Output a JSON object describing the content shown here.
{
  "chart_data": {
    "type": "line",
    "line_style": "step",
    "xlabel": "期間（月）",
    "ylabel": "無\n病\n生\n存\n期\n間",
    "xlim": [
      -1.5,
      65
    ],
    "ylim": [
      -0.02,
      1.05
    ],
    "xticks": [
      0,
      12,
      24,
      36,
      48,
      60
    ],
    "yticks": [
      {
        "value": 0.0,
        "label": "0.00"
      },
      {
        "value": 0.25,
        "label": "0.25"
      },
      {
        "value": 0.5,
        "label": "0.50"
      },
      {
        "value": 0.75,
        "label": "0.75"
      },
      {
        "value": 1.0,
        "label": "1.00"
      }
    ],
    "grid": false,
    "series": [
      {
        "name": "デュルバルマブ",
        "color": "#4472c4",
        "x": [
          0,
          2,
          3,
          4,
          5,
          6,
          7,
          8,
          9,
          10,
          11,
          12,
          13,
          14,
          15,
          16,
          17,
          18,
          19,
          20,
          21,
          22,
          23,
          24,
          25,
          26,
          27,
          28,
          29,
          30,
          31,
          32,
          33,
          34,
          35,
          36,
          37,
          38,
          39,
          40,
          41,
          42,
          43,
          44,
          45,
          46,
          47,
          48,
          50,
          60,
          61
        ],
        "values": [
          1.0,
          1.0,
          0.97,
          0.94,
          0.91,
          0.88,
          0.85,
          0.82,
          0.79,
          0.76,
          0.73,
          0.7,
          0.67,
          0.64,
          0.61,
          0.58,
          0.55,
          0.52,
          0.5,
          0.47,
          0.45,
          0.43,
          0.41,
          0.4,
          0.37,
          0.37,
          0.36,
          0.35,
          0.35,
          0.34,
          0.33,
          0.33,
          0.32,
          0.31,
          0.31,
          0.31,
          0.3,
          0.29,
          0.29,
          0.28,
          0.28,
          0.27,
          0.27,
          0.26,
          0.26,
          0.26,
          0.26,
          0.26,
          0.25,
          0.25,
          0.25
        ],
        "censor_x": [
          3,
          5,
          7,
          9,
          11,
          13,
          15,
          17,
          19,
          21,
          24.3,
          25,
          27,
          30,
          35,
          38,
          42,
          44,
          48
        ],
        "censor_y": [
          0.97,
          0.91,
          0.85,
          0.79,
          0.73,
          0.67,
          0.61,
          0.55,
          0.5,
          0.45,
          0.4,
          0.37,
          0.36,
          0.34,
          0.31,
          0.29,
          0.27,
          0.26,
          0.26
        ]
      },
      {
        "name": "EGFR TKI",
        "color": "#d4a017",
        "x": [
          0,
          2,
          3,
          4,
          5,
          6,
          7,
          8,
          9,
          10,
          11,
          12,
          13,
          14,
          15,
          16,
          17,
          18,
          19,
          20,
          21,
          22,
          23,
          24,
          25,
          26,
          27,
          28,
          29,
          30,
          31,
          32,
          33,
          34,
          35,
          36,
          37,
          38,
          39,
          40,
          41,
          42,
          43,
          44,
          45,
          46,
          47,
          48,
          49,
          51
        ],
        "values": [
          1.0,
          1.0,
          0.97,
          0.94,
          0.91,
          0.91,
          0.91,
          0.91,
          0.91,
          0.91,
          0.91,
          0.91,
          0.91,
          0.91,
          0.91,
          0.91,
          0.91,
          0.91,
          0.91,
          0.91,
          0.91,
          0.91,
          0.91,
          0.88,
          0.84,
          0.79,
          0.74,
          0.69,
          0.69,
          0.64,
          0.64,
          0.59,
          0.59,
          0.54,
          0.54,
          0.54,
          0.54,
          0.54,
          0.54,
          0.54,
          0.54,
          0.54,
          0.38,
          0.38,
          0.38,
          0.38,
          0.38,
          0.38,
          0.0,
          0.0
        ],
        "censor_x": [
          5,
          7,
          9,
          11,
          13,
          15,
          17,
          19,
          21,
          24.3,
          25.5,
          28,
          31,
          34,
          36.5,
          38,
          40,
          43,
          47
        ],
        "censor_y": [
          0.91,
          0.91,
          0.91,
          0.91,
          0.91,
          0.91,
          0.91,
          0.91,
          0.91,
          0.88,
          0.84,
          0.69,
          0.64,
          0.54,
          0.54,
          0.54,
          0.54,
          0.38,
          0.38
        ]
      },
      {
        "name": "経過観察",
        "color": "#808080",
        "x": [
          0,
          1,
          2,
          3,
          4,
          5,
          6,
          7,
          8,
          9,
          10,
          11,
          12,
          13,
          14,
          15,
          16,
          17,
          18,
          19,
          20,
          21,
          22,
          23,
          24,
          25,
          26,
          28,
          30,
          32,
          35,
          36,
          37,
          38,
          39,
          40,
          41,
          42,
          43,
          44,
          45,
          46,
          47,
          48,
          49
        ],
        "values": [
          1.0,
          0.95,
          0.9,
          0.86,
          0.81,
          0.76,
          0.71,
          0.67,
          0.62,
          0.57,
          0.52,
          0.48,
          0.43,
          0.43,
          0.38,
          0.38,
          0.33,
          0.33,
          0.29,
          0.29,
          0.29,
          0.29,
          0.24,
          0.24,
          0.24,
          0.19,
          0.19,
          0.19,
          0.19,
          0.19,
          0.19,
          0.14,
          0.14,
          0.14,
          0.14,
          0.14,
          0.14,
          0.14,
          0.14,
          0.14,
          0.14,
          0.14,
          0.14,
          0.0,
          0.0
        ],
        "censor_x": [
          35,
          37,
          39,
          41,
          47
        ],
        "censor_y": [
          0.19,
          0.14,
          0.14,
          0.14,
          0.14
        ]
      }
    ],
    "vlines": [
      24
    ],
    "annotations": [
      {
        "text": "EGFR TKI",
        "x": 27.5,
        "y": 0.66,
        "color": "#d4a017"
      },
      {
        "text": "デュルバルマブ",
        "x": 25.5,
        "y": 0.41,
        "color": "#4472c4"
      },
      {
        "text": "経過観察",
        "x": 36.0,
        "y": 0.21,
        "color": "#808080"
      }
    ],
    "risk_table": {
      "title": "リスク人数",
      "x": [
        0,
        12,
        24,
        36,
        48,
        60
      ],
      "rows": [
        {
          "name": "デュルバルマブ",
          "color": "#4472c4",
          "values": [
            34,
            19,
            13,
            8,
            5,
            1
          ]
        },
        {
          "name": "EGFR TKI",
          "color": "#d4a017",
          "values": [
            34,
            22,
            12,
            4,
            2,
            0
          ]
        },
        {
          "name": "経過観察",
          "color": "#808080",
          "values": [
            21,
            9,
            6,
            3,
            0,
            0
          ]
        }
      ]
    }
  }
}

□ □ □ □ □ □ □

**Instructions for the task:**
Print every entry exactly as it appears.

**Answer to this task:**
Output a JSON object describing the content shown here.
{
  "chart_data": {
    "type": "line",
    "line_style": "step",
    "xlabel": "期間（月）",
    "ylabel": "無\n病\n生\n存\n期\n間",
    "xlim": [
      -1.5,
      65
    ],
    "ylim": [
      -0.02,
      1.05
    ],
    "xticks": [
      0,
      12,
      24,
      36,
      48,
      60
    ],
    "yticks": [
      {
        "value": 0.0,
        "label": "0.00"
      },
      {
        "value": 0.25,
        "label": "0.25"
      },
      {
        "value": 0.5,
        "label": "0.50"
      },
      {
        "value": 0.75,
        "label": "0.75"
      },
      {
        "value": 1.0,
        "label": "1.00"
      }
    ],
    "grid": false,
    "series": [
      {
        "name": "デュルバルマブ",
        "color": "#4472c4",
        "x": [
          0,
          2,
          3,
          4,
          5,
          6,
          7,
          8,
          9,
          10,
          11,
          12,
          13,
          14,
          15,
          16,
          17,
          18,
          19,
          20,
          21,
          22,
          23,
          24,
          25,
          26,
          27,
          28,
          29,
          30,
          31,
          32,
          33,
          34,
          35,
          36,
          37,
          38,
          39,
          40,
          41,
          42,
          43,
          44,
          45,
          46,
          47,
          48,
          50,
          60,
          61
        ],
        "values": [
          1.0,
          1.0,
          0.97,
          0.94,
          0.91,
          0.88,
          0.85,
          0.82,
          0.79,
          0.76,
          0.73,
          0.7,
          0.67,
          0.64,
          0.61,
          0.58,
          0.55,
          0.52,
          0.5,
          0.47,
          0.45,
          0.43,
          0.41,
          0.4,
          0.37,
          0.37,
          0.36,
          0.35,
          0.35,
          0.34,
          0.33,
          0.33,
          0.32,
          0.31,
          0.31,
          0.31,
          0.3,
          0.29,
          0.29,
          0.28,
          0.28,
          0.27,
          0.27,
          0.26,
          0.26,
          0.26,
          0.26,
          0.26,
          0.25,
          0.25,
          0.25
        ],
        "censor_x": [
          3,
          5,
          7,
          9,
          11,
          13,
          15,
          17,
          19,
          21,
          24.3,
          25,
          27,
          30,
          35,
          38,
          42,
          44,
          48
        ],
        "censor_y": [
          0.97,
          0.91,
          0.85,
          0.79,
          0.73,
          0.67,
          0.61,
          0.55,
          0.5,
          0.45,
          0.4,
          0.37,
          0.36,
          0.34,
          0.31,
          0.29,
          0.27,
          0.26,
          0.26
        ]
      },
      {
        "name": "EGFR TKI",
        "color": "#d4a017",
        "x": [
          0,
          2,
          3,
          4,
          5,
          6,
          7,
          8,
          9,
          10,
          11,
          12,
          13,
          14,
          15,
          16,
          17,
          18,
          19,
          20,
          21,
          22,
          23,
          24,
          25,
          26,
          27,
          28,
          29,
          30,
          31,
          32,
          33,
          34,
          35,
          36,
          37,
          38,
          39,
          40,
          41,
          42,
          43,
          44,
          45,
          46,
          47,
          48,
          49,
          51
        ],
        "values": [
          1.0,
          1.0,
          0.97,
          0.94,
          0.91,
          0.91,
          0.91,
          0.91,
          0.91,
          0.91,
          0.91,
          0.91,
          0.91,
          0.91,
          0.91,
          0.91,
          0.91,
          0.91,
          0.91,
          0.91,
          0.91,
          0.91,
          0.91,
          0.88,
          0.84,
          0.79,
          0.74,
          0.69,
          0.69,
          0.64,
          0.64,
          0.59,
          0.59,
          0.54,
          0.54,
          0.54,
          0.54,
          0.54,
          0.54,
          0.54,
          0.54,
          0.54,
          0.38,
          0.38,
          0.38,
          0.38,
          0.38,
          0.38,
          0.0,
          0.0
        ],
        "censor_x": [
          5,
          7,
          9,
          11,
          13,
          15,
          17,
          19,
          21,
          24.3,
          25.5,
          28,
          31,
          34,
          36.5,
          38,
          40,
          43,
          47
        ],
        "censor_y": [
          0.91,
          0.91,
          0.91,
          0.91,
          0.91,
          0.91,
          0.91,
          0.91,
          0.91,
          0.88,
          0.84,
          0.69,
          0.64,
          0.54,
          0.54,
          0.54,
          0.54,
          0.38,
          0.38
        ]
      },
      {
        "name": "経過観察",
        "color": "#808080",
        "x": [
          0,
          1,
          2,
          3,
          4,
          5,
          6,
          7,
          8,
          9,
          10,
          11,
          12,
          13,
          14,
          15,
          16,
          17,
          18,
          19,
          20,
          21,
          22,
          23,
          24,
          25,
          26,
          28,
          30,
          32,
          35,
          36,
          37,
          38,
          39,
          40,
          41,
          42,
          43,
          44,
          45,
          46,
          47,
          48,
          49
        ],
        "values": [
          1.0,
          0.95,
          0.9,
          0.86,
          0.81,
          0.76,
          0.71,
          0.67,
          0.62,
          0.57,
          0.52,
          0.48,
          0.43,
          0.43,
          0.38,
          0.38,
          0.33,
          0.33,
          0.29,
          0.29,
          0.29,
          0.29,
          0.24,
          0.24,
          0.24,
          0.19,
          0.19,
          0.19,
          0.19,
          0.19,
          0.19,
          0.14,
          0.14,
          0.14,
          0.14,
          0.14,
          0.14,
          0.14,
          0.14,
          0.14,
          0.14,
          0.14,
          0.14,
          0.0,
          0.0
        ],
        "censor_x": [
          35,
          37,
          39,
          41,
          47
        ],
        "censor_y": [
          0.19,
          0.14,
          0.14,
          0.14,
          0.14
        ]
      }
    ],
    "vlines": [
      24
    ],
    "annotations": [
      {
        "text": "EGFR TKI",
        "x": 27.5,
        "y": 0.66,
        "color": "#d4a017"
      },
      {
        "text": "デュルバルマブ",
        "x": 25.5,
        "y": 0.41,
        "color": "#4472c4"
      },
      {
        "text": "経過観察",
        "x": 36.0,
        "y": 0.21,
        "color": "#808080"
      }
    ],
    "risk_table": {
      "title": "リスク人数",
      "x": [
        0,
        12,
        24,
        36,
        48,
        60
      ],
      "rows": [
        {
          "name": "デュルバルマブ",
          "color": "#4472c4",
          "values": [
            34,
            19,
            13,
            8,
            5,
            1
          ]
        },
        {
          "name": "EGFR TKI",
          "color": "#d4a017",
          "values": [
            34,
            22,
            12,
            4,
            2,
            0
          ]
        },
        {
          "name": "経過観察",
          "color": "#808080",
          "values": [
            21,
            9,
            6,
            3,
            0,
            0
          ]
        }
      ]
    }
  }
}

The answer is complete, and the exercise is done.